> EXERCISE INSTRUCTIONS
Transcribe all of the entries below exactly. Leave out the pictures.

───

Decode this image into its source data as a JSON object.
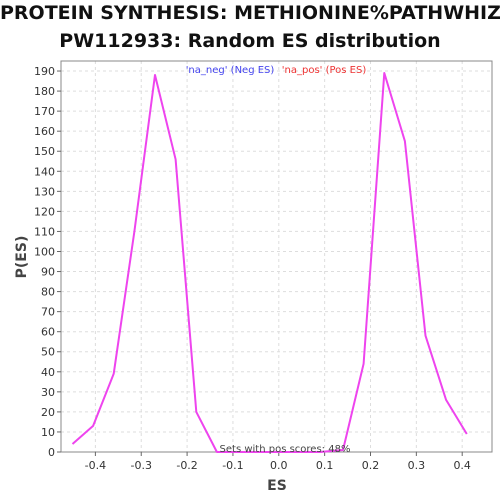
{
  "chart_data": {
    "type": "line",
    "title": "PROTEIN SYNTHESIS: METHIONINE%PATHWHIZ%",
    "subtitle": "PW112933: Random ES distribution",
    "xlabel": "ES",
    "ylabel": "P(ES)",
    "xlim": [
      -0.475,
      0.465
    ],
    "ylim": [
      0,
      195
    ],
    "xticks": [
      "-0.4",
      "-0.3",
      "-0.2",
      "-0.1",
      "0.0",
      "0.1",
      "0.2",
      "0.3",
      "0.4"
    ],
    "yticks": [
      "0",
      "10",
      "20",
      "30",
      "40",
      "50",
      "60",
      "70",
      "80",
      "90",
      "100",
      "110",
      "120",
      "130",
      "140",
      "150",
      "160",
      "170",
      "180",
      "190"
    ],
    "grid": true,
    "legend": {
      "placement": "top",
      "neg_label": "'na_neg' (Neg ES)",
      "pos_label": "'na_pos' (Pos ES)",
      "neg_color": "#4444ee",
      "pos_color": "#ee3333"
    },
    "annotation": "Sets with pos scores: 48%",
    "line_color": "#ee44ee",
    "series": [
      {
        "x": [
          -0.45,
          -0.405,
          -0.36,
          -0.315,
          -0.27,
          -0.225,
          -0.18,
          -0.135,
          -0.09,
          -0.045,
          0.0,
          0.045,
          0.09,
          0.14,
          0.185,
          0.23,
          0.275,
          0.32,
          0.365,
          0.41
        ],
        "y": [
          4,
          13,
          39,
          110,
          188,
          146,
          20,
          0,
          0,
          0,
          0,
          0,
          0,
          1,
          44,
          189,
          155,
          58,
          26,
          9
        ]
      }
    ]
  }
}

───

> EXERCISE SOLUTION
Decode this image into its source data as a JSON object.
{
  "chart_data": {
    "type": "line",
    "title": "PROTEIN SYNTHESIS: METHIONINE%PATHWHIZ%",
    "subtitle": "PW112933: Random ES distribution",
    "xlabel": "ES",
    "ylabel": "P(ES)",
    "xlim": [
      -0.475,
      0.465
    ],
    "ylim": [
      0,
      195
    ],
    "xticks": [
      "-0.4",
      "-0.3",
      "-0.2",
      "-0.1",
      "0.0",
      "0.1",
      "0.2",
      "0.3",
      "0.4"
    ],
    "yticks": [
      "0",
      "10",
      "20",
      "30",
      "40",
      "50",
      "60",
      "70",
      "80",
      "90",
      "100",
      "110",
      "120",
      "130",
      "140",
      "150",
      "160",
      "170",
      "180",
      "190"
    ],
    "grid": true,
    "legend": {
      "placement": "top",
      "neg_label": "'na_neg' (Neg ES)",
      "pos_label": "'na_pos' (Pos ES)",
      "neg_color": "#4444ee",
      "pos_color": "#ee3333"
    },
    "annotation": "Sets with pos scores: 48%",
    "line_color": "#ee44ee",
    "series": [
      {
        "x": [
          -0.45,
          -0.405,
          -0.36,
          -0.315,
          -0.27,
          -0.225,
          -0.18,
          -0.135,
          -0.09,
          -0.045,
          0.0,
          0.045,
          0.09,
          0.14,
          0.185,
          0.23,
          0.275,
          0.32,
          0.365,
          0.41
        ],
        "y": [
          4,
          13,
          39,
          110,
          188,
          146,
          20,
          0,
          0,
          0,
          0,
          0,
          0,
          1,
          44,
          189,
          155,
          58,
          26,
          9
        ]
      }
    ]
  }
}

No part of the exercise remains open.